Directive: Select all lines holding the word "chiaro" from the entries that follow.

[START]

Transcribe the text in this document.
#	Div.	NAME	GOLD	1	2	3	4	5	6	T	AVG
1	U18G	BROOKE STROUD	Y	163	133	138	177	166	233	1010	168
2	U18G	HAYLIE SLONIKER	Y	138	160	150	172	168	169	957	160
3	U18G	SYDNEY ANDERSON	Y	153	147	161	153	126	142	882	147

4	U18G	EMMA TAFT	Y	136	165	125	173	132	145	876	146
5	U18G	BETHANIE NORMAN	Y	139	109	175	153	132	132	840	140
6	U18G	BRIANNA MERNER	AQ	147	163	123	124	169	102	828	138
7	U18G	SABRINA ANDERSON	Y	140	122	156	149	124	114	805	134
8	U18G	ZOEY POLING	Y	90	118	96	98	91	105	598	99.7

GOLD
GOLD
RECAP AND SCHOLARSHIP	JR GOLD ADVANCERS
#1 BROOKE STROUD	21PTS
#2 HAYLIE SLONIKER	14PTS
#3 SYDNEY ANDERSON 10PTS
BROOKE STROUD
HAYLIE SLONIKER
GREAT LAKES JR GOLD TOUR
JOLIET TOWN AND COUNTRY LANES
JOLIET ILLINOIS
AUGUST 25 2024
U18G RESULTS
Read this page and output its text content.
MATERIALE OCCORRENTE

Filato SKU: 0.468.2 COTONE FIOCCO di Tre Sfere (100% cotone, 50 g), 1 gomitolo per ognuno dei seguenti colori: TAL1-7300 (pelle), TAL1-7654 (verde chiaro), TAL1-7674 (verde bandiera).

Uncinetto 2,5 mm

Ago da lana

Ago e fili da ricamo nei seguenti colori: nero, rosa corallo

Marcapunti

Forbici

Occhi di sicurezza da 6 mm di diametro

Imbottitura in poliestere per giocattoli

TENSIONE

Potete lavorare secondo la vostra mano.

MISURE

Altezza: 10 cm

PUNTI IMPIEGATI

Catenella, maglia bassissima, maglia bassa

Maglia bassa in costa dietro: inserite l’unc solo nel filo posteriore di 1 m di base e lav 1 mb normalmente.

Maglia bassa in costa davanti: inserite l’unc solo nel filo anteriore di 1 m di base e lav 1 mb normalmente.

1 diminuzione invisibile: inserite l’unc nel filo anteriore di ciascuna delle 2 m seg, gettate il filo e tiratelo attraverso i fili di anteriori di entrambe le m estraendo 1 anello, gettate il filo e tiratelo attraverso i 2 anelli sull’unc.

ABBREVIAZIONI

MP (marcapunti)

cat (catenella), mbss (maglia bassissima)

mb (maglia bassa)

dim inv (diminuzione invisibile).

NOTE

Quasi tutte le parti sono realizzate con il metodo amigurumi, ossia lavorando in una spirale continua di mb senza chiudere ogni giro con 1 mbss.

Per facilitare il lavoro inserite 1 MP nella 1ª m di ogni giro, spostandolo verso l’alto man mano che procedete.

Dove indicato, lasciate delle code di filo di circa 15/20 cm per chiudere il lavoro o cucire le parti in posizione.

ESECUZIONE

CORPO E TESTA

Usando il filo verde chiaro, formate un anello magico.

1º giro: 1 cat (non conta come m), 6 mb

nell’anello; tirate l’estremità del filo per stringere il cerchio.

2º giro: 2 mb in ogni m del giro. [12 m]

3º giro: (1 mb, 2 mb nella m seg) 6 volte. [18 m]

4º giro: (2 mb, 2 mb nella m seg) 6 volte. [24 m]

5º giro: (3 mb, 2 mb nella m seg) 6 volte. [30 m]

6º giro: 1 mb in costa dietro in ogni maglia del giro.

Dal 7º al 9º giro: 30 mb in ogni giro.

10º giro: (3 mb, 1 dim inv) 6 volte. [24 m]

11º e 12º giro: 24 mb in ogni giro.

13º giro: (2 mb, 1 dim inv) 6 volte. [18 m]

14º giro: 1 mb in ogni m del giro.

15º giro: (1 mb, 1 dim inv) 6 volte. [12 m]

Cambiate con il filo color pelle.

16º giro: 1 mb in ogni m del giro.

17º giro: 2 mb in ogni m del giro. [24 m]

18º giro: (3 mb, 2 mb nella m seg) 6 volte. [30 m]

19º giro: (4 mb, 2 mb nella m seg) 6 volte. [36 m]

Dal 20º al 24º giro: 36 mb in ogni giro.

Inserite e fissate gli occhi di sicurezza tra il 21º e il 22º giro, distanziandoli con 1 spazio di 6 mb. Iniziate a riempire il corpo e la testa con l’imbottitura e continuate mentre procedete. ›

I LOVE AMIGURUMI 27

[END]

The completed task:
Filato SKU: 0.468.2 COTONE FIOCCO di Tre Sfere (100% cotone, 50 g), 1 gomitolo per ognuno dei seguenti colori: TAL1-7300 (pelle), TAL1-7654 (verde chiaro), TAL1-7674 (verde bandiera).
Usando il filo verde chiaro, formate un anello magico.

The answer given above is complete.